Problem details:
Exactly as written, retype the listing below, omitting the pictures.

··· Dataset content ···

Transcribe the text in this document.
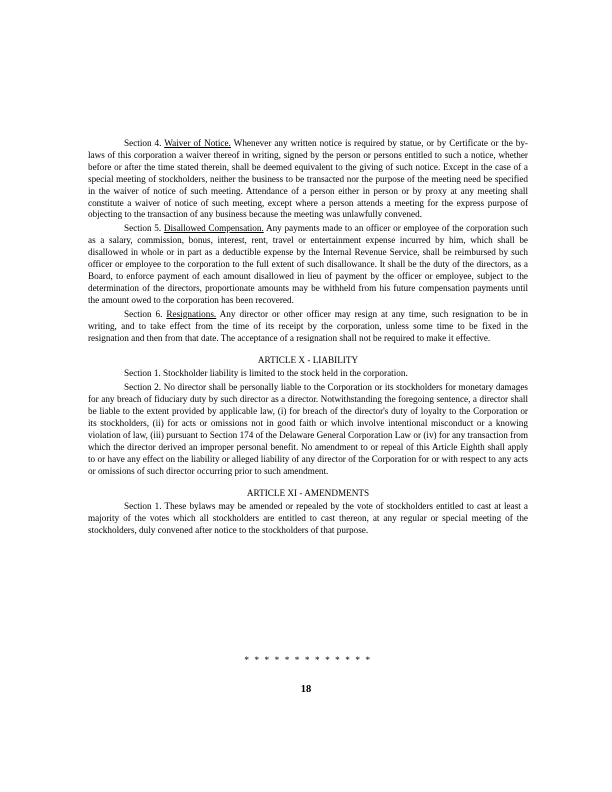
Section 4. Waiver of Notice. Whenever any written notice is required by statue, or by Certificate or the by-laws of this corporation a waiver thereof in writing, signed by the person or persons entitled to such a notice, whether before or after the time stated therein, shall be deemed equivalent to the giving of such notice. Except in the case of a special meeting of stockholders, neither the business to be transacted nor the purpose of the meeting need be specified in the waiver of notice of such meeting. Attendance of a person either in person or by proxy at any meeting shall constitute a waiver of notice of such meeting, except where a person attends a meeting for the express purpose of objecting to the transaction of any business because the meeting was unlawfully convened.

Section 5. Disallowed Compensation. Any payments made to an officer or employee of the corporation such as a salary, commission, bonus, interest, rent, travel or entertainment expense incurred by him, which shall be disallowed in whole or in part as a deductible expense by the Internal Revenue Service, shall be reimbursed by such officer or employee to the corporation to the full extent of such disallowance. It shall be the duty of the directors, as a Board, to enforce payment of each amount disallowed in lieu of payment by the officer or employee, subject to the determination of the directors, proportionate amounts may be withheld from his future compensation payments until the amount owed to the corporation has been recovered.

Section 6. Resignations. Any director or other officer may resign at any time, such resignation to be in writing, and to take effect from the time of its receipt by the corporation, unless some time to be fixed in the resignation and then from that date. The acceptance of a resignation shall not be required to make it effective.

ARTICLE X - LIABILITY

Section 1. Stockholder liability is limited to the stock held in the corporation.

Section 2. No director shall be personally liable to the Corporation or its stockholders for monetary damages for any breach of fiduciary duty by such director as a director. Notwithstanding the foregoing sentence, a director shall be liable to the extent provided by applicable law, (i) for breach of the director's duty of loyalty to the Corporation or its stockholders, (ii) for acts or omissions not in good faith or which involve intentional misconduct or a knowing violation of law, (iii) pursuant to Section 174 of the Delaware General Corporation Law or (iv) for any transaction from which the director derived an improper personal benefit. No amendment to or repeal of this Article Eighth shall apply to or have any effect on the liability or alleged liability of any director of the Corporation for or with respect to any acts or omissions of such director occurring prior to such amendment.

ARTICLE XI - AMENDMENTS

Section 1. These bylaws may be amended or repealed by the vote of stockholders entitled to cast at least a majority of the votes which all stockholders are entitled to cast thereon, at any regular or special meeting of the stockholders, duly convened after notice to the stockholders of that purpose.

* * * * * * * * * * * * *
18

···

Full response:
Transcribe the text in this document.
Section 4. Waiver of Notice. Whenever any written notice is required by statue, or by Certificate or the by-laws of this corporation a waiver thereof in writing, signed by the person or persons entitled to such a notice, whether before or after the time stated therein, shall be deemed equivalent to the giving of such notice. Except in the case of a special meeting of stockholders, neither the business to be transacted nor the purpose of the meeting need be specified in the waiver of notice of such meeting. Attendance of a person either in person or by proxy at any meeting shall constitute a waiver of notice of such meeting, except where a person attends a meeting for the express purpose of objecting to the transaction of any business because the meeting was unlawfully convened.

Section 5. Disallowed Compensation. Any payments made to an officer or employee of the corporation such as a salary, commission, bonus, interest, rent, travel or entertainment expense incurred by him, which shall be disallowed in whole or in part as a deductible expense by the Internal Revenue Service, shall be reimbursed by such officer or employee to the corporation to the full extent of such disallowance. It shall be the duty of the directors, as a Board, to enforce payment of each amount disallowed in lieu of payment by the officer or employee, subject to the determination of the directors, proportionate amounts may be withheld from his future compensation payments until the amount owed to the corporation has been recovered.

Section 6. Resignations. Any director or other officer may resign at any time, such resignation to be in writing, and to take effect from the time of its receipt by the corporation, unless some time to be fixed in the resignation and then from that date. The acceptance of a resignation shall not be required to make it effective.

ARTICLE X - LIABILITY

Section 1. Stockholder liability is limited to the stock held in the corporation.

Section 2. No director shall be personally liable to the Corporation or its stockholders for monetary damages for any breach of fiduciary duty by such director as a director. Notwithstanding the foregoing sentence, a director shall be liable to the extent provided by applicable law, (i) for breach of the director's duty of loyalty to the Corporation or its stockholders, (ii) for acts or omissions not in good faith or which involve intentional misconduct or a knowing violation of law, (iii) pursuant to Section 174 of the Delaware General Corporation Law or (iv) for any transaction from which the director derived an improper personal benefit. No amendment to or repeal of this Article Eighth shall apply to or have any effect on the liability or alleged liability of any director of the Corporation for or with respect to any acts or omissions of such director occurring prior to such amendment.

ARTICLE XI - AMENDMENTS

Section 1. These bylaws may be amended or repealed by the vote of stockholders entitled to cast at least a majority of the votes which all stockholders are entitled to cast thereon, at any regular or special meeting of the stockholders, duly convened after notice to the stockholders of that purpose.

* * * * * * * * * * * * *
18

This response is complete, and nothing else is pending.